### TASK DETAILS
Will you give the material below again, every line exactly as it is?
^^^^^^^^^^^^^^^^
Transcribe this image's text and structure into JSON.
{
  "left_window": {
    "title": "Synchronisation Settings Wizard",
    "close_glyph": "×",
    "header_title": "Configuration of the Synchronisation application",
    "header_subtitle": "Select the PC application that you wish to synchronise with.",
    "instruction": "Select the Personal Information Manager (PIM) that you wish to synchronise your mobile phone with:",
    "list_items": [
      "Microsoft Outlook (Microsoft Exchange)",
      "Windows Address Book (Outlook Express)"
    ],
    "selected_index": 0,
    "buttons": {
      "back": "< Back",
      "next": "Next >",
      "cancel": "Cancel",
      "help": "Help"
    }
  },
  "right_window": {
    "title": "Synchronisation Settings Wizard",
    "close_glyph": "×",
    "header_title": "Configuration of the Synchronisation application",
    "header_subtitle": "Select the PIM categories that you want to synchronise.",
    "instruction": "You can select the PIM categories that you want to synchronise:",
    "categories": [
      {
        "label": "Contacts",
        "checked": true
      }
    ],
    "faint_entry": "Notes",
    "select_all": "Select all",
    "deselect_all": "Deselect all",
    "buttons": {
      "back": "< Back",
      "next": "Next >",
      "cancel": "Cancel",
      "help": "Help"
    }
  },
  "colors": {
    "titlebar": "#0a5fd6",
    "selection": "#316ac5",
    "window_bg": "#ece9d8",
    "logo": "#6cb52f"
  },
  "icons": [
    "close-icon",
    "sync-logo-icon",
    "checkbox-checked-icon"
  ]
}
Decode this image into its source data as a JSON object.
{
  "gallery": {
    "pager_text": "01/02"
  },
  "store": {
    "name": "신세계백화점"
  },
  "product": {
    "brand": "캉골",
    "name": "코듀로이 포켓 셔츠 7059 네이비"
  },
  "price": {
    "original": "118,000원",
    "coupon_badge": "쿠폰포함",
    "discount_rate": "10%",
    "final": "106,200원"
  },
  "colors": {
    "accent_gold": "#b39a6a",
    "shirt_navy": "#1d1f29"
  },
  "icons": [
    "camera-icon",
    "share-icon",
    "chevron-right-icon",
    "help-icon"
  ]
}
^^^^^^^^^^^^^^^^
### TASK SOLUTION
Transcribe this image's text and structure into JSON.
{
  "left_window": {
    "title": "Synchronisation Settings Wizard",
    "close_glyph": "×",
    "header_title": "Configuration of the Synchronisation application",
    "header_subtitle": "Select the PC application that you wish to synchronise with.",
    "instruction": "Select the Personal Information Manager (PIM) that you wish to synchronise your mobile phone with:",
    "list_items": [
      "Microsoft Outlook (Microsoft Exchange)",
      "Windows Address Book (Outlook Express)"
    ],
    "selected_index": 0,
    "buttons": {
      "back": "< Back",
      "next": "Next >",
      "cancel": "Cancel",
      "help": "Help"
    }
  },
  "right_window": {
    "title": "Synchronisation Settings Wizard",
    "close_glyph": "×",
    "header_title": "Configuration of the Synchronisation application",
    "header_subtitle": "Select the PIM categories that you want to synchronise.",
    "instruction": "You can select the PIM categories that you want to synchronise:",
    "categories": [
      {
        "label": "Contacts",
        "checked": true
      }
    ],
    "faint_entry": "Notes",
    "select_all": "Select all",
    "deselect_all": "Deselect all",
    "buttons": {
      "back": "< Back",
      "next": "Next >",
      "cancel": "Cancel",
      "help": "Help"
    }
  },
  "colors": {
    "titlebar": "#0a5fd6",
    "selection": "#316ac5",
    "window_bg": "#ece9d8",
    "logo": "#6cb52f"
  },
  "icons": [
    "close-icon",
    "sync-logo-icon",
    "checkbox-checked-icon"
  ]
}
Decode this image into its source data as a JSON object.
{
  "gallery": {
    "pager_text": "01/02"
  },
  "store": {
    "name": "신세계백화점"
  },
  "product": {
    "brand": "캉골",
    "name": "코듀로이 포켓 셔츠 7059 네이비"
  },
  "price": {
    "original": "118,000원",
    "coupon_badge": "쿠폰포함",
    "discount_rate": "10%",
    "final": "106,200원"
  },
  "colors": {
    "accent_gold": "#b39a6a",
    "shirt_navy": "#1d1f29"
  },
  "icons": [
    "camera-icon",
    "share-icon",
    "chevron-right-icon",
    "help-icon"
  ]
}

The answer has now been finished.